What is asked:
Copy out every line in the entries below that includes "heures".
-- BEGIN Records for this task --
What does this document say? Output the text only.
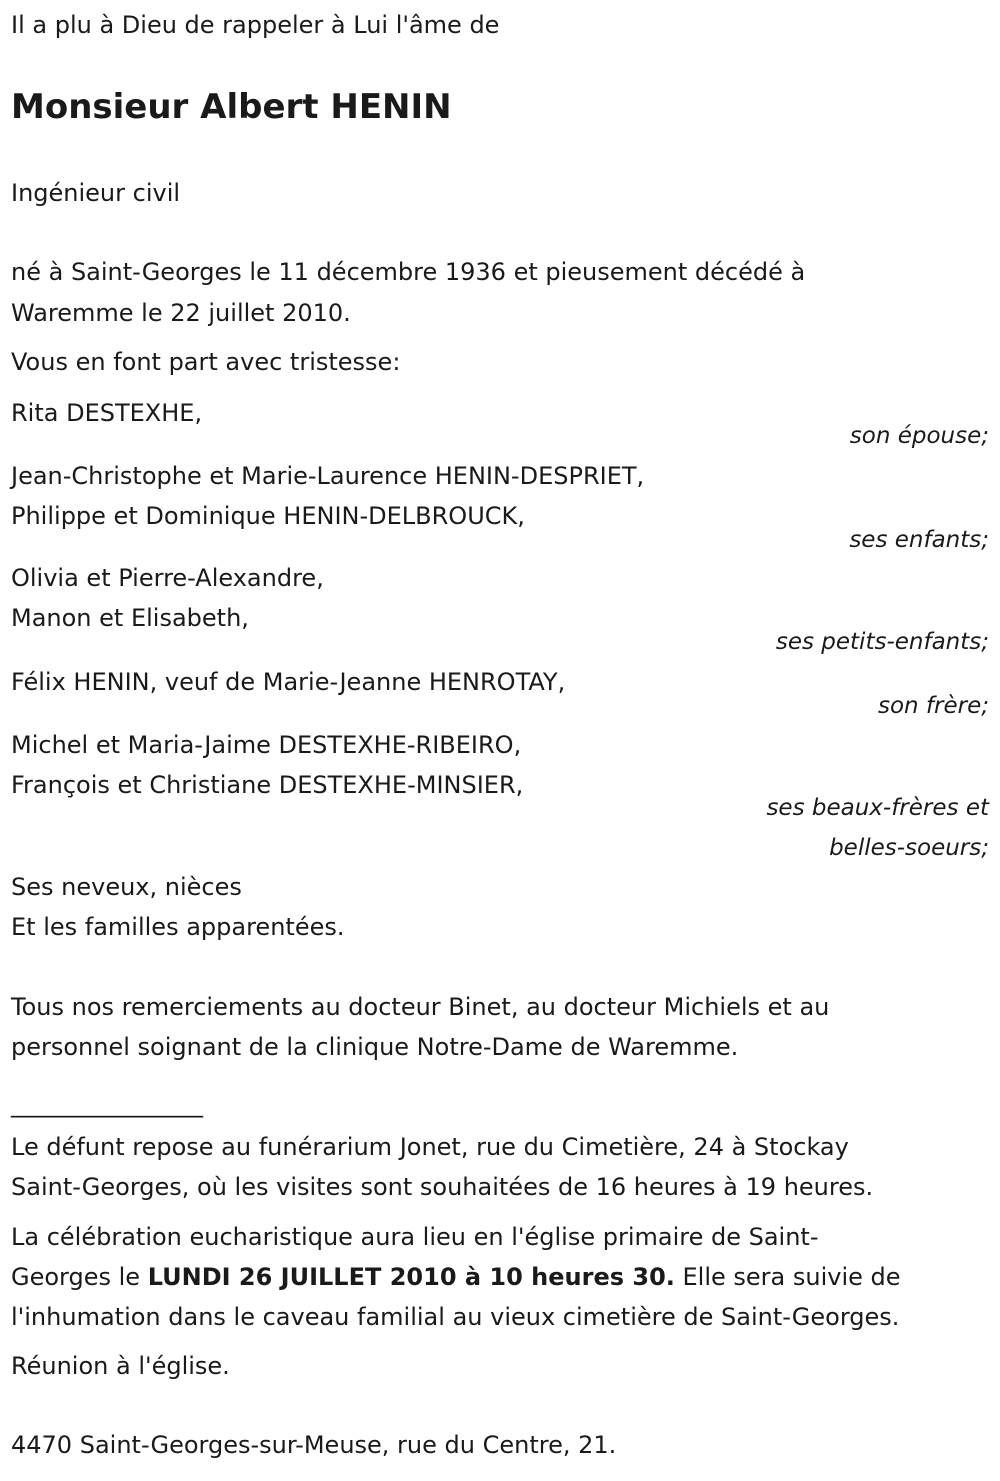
Il a plu à Dieu de rappeler à Lui l'âme de
Monsieur Albert HENIN
Ingénieur civil
né à Saint-Georges le 11 décembre 1936 et pieusement décédé à
Waremme le 22 juillet 2010.
Vous en font part avec tristesse:
Rita DESTEXHE,
son épouse;
Jean-Christophe et Marie-Laurence HENIN-DESPRIET,
Philippe et Dominique HENIN-DELBROUCK,
ses enfants;
Olivia et Pierre-Alexandre,
Manon et Elisabeth,
ses petits-enfants;
Félix HENIN, veuf de Marie-Jeanne HENROTAY,
son frère;
Michel et Maria-Jaime DESTEXHE-RIBEIRO,
François et Christiane DESTEXHE-MINSIER,
ses beaux-frères et
belles-soeurs;
Ses neveux, nièces
Et les familles apparentées.
Tous nos remerciements au docteur Binet, au docteur Michiels et au
personnel soignant de la clinique Notre-Dame de Waremme.
________________
Le défunt repose au funérarium Jonet, rue du Cimetière, 24 à Stockay
Saint-Georges, où les visites sont souhaitées de 16 heures à 19 heures.
La célébration eucharistique aura lieu en l'église primaire de Saint-
Georges le LUNDI 26 JUILLET 2010 à 10 heures 30. Elle sera suivie de
l'inhumation dans le caveau familial au vieux cimetière de Saint-Georges.
Réunion à l'église.
4470 Saint-Georges-sur-Meuse, rue du Centre, 21.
-- END Records for this task --
Result of this task:
Saint-Georges, où les visites sont souhaitées de 16 heures à 19 heures.
Georges le LUNDI 26 JUILLET 2010 à 10 heures 30. Elle sera suivie de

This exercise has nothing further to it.